- **THE PROBLEM**: Copy out all the lines in the records that include the word "signal".

Source records

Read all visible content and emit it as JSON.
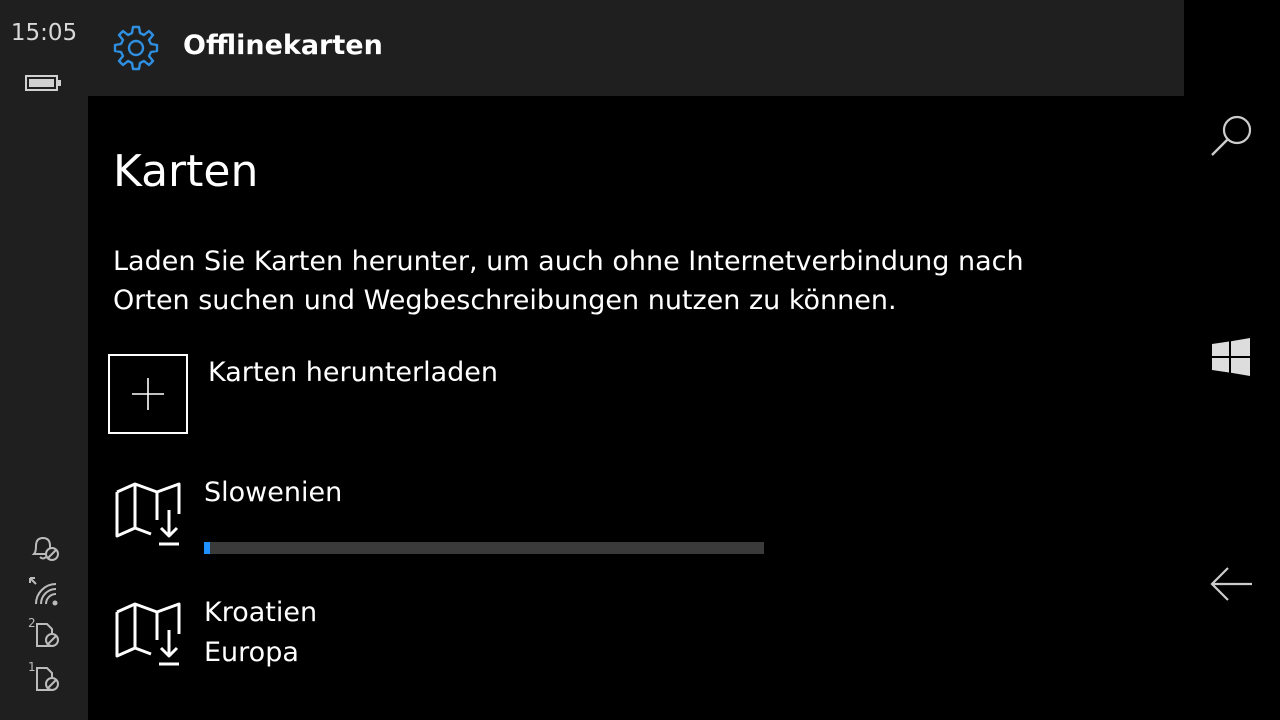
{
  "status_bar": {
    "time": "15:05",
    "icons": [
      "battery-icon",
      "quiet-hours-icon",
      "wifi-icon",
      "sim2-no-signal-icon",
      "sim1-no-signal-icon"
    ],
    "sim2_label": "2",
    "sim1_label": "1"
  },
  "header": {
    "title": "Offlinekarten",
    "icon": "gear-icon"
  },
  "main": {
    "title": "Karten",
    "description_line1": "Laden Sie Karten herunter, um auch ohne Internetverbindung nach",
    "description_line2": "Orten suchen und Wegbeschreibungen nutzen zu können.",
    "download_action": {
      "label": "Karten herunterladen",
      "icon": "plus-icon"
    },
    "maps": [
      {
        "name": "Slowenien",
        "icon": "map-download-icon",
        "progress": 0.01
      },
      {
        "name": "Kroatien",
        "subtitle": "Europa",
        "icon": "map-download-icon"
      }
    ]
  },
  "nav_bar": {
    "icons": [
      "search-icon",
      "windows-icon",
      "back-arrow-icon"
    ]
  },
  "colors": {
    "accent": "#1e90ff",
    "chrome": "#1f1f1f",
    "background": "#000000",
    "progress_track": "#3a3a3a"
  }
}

- **EXERCISE RESULT**:
      "sim2-no-signal-icon",
      "sim1-no-signal-icon"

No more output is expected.